Given text -
★ ★ ★ ★

C Data Structures
Memory allocation is not just for native data types; they work for user-defined types as well. Read this discussion, which uses C, but note that in C++ new and delete work as well.
At this point we introduce dynamic C data structures. Till now we have seen fixed size data structures like arrays and structs. The size of these data structures remains the same through the program execution. This is alright for small programs.
These structures don't cover our needs for more complex and sophisticated programs. Ideally we need programs that consist of flexible data structures that can increase or decrease their size according to our needs at the run time of a program.
We can build dynamic data structures to overcome this problem. Some of these are: Linked lists, stacks, queues and binary trees. We will discuss them later in depth.
To build those dynamic data structures we will need two things.
Self referential structures
A self referential structure has a pointer that points to a structure of the same type.
Let's see an example:
struct node { int data; struct node *nextNode; };
This struct has two members. The first is an integer number.
The second is a type of struct node. This points to a struct node data type the same data type we defined at the beginning. This is why we call these structures self referential. They can link data structures of the same type to create dynamic structures like linked lists, stacks, queues and binary trees.
Dynamic memory allocation
Dynamic data structures need dynamic memory allocation. They must allocate or free memory according to our needs. The limits of the memory they can allocate are the limits of our system memory or the memory the operating system allow us to allocate.
To allocate memory we will use the "malloc()" function from the "memory allocation" words. The prototype is the following:
void* malloc (size_t size);
The size_t is the size of the memory we want to allocate for example "3*sizeof(int)". The malloc() function returns a pointer to the first block of the memory the function allocated. This object will have a NULL reference if it's empty or if something went wrong with the malloc() function.

★ ★ ★ ★

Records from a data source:
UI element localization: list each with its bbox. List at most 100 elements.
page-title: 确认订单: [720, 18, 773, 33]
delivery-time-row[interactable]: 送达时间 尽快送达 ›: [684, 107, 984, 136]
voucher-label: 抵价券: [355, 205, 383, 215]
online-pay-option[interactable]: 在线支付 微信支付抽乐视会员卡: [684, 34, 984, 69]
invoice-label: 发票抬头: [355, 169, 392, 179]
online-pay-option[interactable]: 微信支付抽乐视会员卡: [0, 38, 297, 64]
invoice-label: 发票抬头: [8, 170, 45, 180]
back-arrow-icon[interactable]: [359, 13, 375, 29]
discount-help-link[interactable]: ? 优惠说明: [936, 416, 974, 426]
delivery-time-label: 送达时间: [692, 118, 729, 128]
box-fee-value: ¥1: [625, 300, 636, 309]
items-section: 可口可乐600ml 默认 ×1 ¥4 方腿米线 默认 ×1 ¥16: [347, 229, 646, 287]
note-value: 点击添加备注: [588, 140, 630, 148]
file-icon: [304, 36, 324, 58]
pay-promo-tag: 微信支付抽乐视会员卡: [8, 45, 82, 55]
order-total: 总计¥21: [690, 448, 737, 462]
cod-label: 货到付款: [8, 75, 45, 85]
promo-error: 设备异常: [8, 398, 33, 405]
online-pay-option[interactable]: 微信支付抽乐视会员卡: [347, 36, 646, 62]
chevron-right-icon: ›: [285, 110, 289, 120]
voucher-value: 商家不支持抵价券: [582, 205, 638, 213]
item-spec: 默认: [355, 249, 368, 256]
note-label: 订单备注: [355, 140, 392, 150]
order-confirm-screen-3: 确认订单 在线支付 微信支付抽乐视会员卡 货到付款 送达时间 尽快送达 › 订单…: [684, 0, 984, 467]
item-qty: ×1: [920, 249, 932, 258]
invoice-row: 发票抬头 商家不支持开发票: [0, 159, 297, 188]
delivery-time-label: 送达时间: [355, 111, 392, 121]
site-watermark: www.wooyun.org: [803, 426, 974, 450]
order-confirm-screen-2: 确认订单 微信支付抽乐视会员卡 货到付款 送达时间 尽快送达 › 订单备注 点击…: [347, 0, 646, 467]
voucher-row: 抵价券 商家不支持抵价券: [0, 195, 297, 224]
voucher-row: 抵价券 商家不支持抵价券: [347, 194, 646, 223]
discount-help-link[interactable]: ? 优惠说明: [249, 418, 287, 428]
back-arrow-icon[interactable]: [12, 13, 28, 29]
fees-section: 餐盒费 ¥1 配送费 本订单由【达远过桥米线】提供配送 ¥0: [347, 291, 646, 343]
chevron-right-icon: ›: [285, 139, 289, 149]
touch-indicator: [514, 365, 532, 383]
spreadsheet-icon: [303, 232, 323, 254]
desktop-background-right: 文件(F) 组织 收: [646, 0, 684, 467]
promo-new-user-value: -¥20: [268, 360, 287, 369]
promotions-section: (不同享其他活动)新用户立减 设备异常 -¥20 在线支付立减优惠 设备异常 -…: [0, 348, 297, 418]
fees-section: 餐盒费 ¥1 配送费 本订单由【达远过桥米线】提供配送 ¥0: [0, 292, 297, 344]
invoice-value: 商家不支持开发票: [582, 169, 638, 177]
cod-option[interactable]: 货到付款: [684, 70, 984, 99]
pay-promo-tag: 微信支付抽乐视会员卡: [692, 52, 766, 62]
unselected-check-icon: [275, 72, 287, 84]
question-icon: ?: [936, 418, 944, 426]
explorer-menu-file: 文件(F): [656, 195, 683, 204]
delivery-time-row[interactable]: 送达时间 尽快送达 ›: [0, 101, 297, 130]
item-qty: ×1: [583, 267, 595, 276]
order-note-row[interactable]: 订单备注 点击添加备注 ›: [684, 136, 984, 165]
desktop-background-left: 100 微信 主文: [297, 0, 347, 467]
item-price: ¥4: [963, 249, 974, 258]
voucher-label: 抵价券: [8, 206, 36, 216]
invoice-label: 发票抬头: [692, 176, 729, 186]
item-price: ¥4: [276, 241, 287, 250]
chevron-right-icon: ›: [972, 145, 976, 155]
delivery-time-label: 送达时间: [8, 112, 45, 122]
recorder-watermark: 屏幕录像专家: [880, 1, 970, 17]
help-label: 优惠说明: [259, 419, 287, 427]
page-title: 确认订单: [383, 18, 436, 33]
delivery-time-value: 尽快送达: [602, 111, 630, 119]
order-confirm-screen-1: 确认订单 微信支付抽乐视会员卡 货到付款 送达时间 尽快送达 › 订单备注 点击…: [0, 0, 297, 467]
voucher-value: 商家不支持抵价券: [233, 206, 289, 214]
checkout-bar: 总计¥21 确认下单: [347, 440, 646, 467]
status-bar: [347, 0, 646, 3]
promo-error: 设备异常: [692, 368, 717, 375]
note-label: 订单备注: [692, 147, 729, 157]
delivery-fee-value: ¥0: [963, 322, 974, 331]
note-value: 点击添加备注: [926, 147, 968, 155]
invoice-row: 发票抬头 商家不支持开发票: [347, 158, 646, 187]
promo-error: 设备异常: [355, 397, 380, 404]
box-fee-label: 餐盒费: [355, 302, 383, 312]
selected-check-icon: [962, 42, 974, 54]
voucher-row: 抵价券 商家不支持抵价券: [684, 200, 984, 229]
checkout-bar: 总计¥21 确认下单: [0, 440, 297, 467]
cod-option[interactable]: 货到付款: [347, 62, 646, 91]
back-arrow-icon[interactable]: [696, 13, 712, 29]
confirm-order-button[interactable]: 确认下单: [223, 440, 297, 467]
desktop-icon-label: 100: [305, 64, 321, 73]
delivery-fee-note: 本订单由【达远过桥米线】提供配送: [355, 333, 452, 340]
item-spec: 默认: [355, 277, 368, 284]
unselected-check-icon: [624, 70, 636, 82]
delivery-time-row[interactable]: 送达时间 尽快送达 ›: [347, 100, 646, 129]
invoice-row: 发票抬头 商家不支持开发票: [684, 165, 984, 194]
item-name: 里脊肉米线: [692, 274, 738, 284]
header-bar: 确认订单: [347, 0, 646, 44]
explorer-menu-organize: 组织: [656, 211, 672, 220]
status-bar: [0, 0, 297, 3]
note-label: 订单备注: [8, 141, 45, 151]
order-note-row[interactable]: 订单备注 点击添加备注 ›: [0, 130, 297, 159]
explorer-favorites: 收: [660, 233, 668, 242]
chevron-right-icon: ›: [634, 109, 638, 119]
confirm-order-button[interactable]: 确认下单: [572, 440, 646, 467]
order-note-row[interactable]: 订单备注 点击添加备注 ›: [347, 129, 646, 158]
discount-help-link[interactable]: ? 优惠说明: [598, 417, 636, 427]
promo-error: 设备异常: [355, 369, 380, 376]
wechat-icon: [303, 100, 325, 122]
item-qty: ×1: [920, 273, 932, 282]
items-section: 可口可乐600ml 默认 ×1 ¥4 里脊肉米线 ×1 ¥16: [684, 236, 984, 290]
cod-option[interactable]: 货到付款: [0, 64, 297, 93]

★ ★ ★ ★

Things to do -
a: Repeat, word for word, the listing starting at its first line and ending at the line that contains "fees-section: 餐盒费 ¥1 配送费 本订单由【达远过桥米线】提供配送 ¥0: [0, 292, 297, 344]", with both of those lines included.
b: Carry on the text about C data structures from the point where it stops.

Expected results -
a:
UI element localization: list each with its bbox. List at most 100 elements.
page-title: 确认订单: [720, 18, 773, 33]
delivery-time-row[interactable]: 送达时间 尽快送达 ›: [684, 107, 984, 136]
voucher-label: 抵价券: [355, 205, 383, 215]
online-pay-option[interactable]: 在线支付 微信支付抽乐视会员卡: [684, 34, 984, 69]
invoice-label: 发票抬头: [355, 169, 392, 179]
online-pay-option[interactable]: 微信支付抽乐视会员卡: [0, 38, 297, 64]
invoice-label: 发票抬头: [8, 170, 45, 180]
back-arrow-icon[interactable]: [359, 13, 375, 29]
discount-help-link[interactable]: ? 优惠说明: [936, 416, 974, 426]
delivery-time-label: 送达时间: [692, 118, 729, 128]
box-fee-value: ¥1: [625, 300, 636, 309]
items-section: 可口可乐600ml 默认 ×1 ¥4 方腿米线 默认 ×1 ¥16: [347, 229, 646, 287]
note-value: 点击添加备注: [588, 140, 630, 148]
file-icon: [304, 36, 324, 58]
pay-promo-tag: 微信支付抽乐视会员卡: [8, 45, 82, 55]
order-total: 总计¥21: [690, 448, 737, 462]
cod-label: 货到付款: [8, 75, 45, 85]
promo-error: 设备异常: [8, 398, 33, 405]
online-pay-option[interactable]: 微信支付抽乐视会员卡: [347, 36, 646, 62]
chevron-right-icon: ›: [285, 110, 289, 120]
voucher-value: 商家不支持抵价券: [582, 205, 638, 213]
item-spec: 默认: [355, 249, 368, 256]
note-label: 订单备注: [355, 140, 392, 150]
order-confirm-screen-3: 确认订单 在线支付 微信支付抽乐视会员卡 货到付款 送达时间 尽快送达 › 订单…: [684, 0, 984, 467]
item-qty: ×1: [920, 249, 932, 258]
invoice-row: 发票抬头 商家不支持开发票: [0, 159, 297, 188]
delivery-time-label: 送达时间: [355, 111, 392, 121]
site-watermark: www.wooyun.org: [803, 426, 974, 450]
order-confirm-screen-2: 确认订单 微信支付抽乐视会员卡 货到付款 送达时间 尽快送达 › 订单备注 点击…: [347, 0, 646, 467]
voucher-row: 抵价券 商家不支持抵价券: [0, 195, 297, 224]
voucher-row: 抵价券 商家不支持抵价券: [347, 194, 646, 223]
discount-help-link[interactable]: ? 优惠说明: [249, 418, 287, 428]
back-arrow-icon[interactable]: [12, 13, 28, 29]
fees-section: 餐盒费 ¥1 配送费 本订单由【达远过桥米线】提供配送 ¥0: [347, 291, 646, 343]
chevron-right-icon: ›: [285, 139, 289, 149]
touch-indicator: [514, 365, 532, 383]
spreadsheet-icon: [303, 232, 323, 254]
desktop-background-right: 文件(F) 组织 收: [646, 0, 684, 467]
promo-new-user-value: -¥20: [268, 360, 287, 369]
promotions-section: (不同享其他活动)新用户立减 设备异常 -¥20 在线支付立减优惠 设备异常 -…: [0, 348, 297, 418]
fees-section: 餐盒费 ¥1 配送费 本订单由【达远过桥米线】提供配送 ¥0: [0, 292, 297, 344]

b:
To clean up the memory we can use the "free()" function. The prototype is the following:
void free (void* ptr);
It takes as input the pointer that points to the allocated memory block and cleans it up.
We must never forget to use the free() function to clean up the memory.
Let's see it in an example:
/* C dynamic memory allocation example */ #include <stdio.h> #include <stdlib.h> int main() { int *ptr; int size; int i; printf("How many integers do you want?:"); scanf("%d",&size); ptr = (int*) malloc(size * sizeof(int)); if(ptr == NULL) { printf("Error! memory not allocated."); } else { for(i = 0; i < size; ++i) { ptr[i] = i+1; } } if(ptr == NULL) { printf("Error! memory not allocated."); } else { for(i = 0; i < size; ++i) { printf("%d ",ptr[i] = i+1); } } free(ptr); return 0; }
Functions malloc() and free() are living under the <stdlib.h> library so we must include it every time.
In line 11 we define a pointer to an integer object.
In line 18 we dynamically allocate memory for this pointer. Now the integer pointer points to a memory block of integers.
In line 20 and line 32 we evaluate the pointer with NULL in case of something went wrong with malloc() function.
As you can see C has not built in function to find dynamically the size of the memory block. For this we should program our "tracking mechanism" to know every time how many blocks we allocated.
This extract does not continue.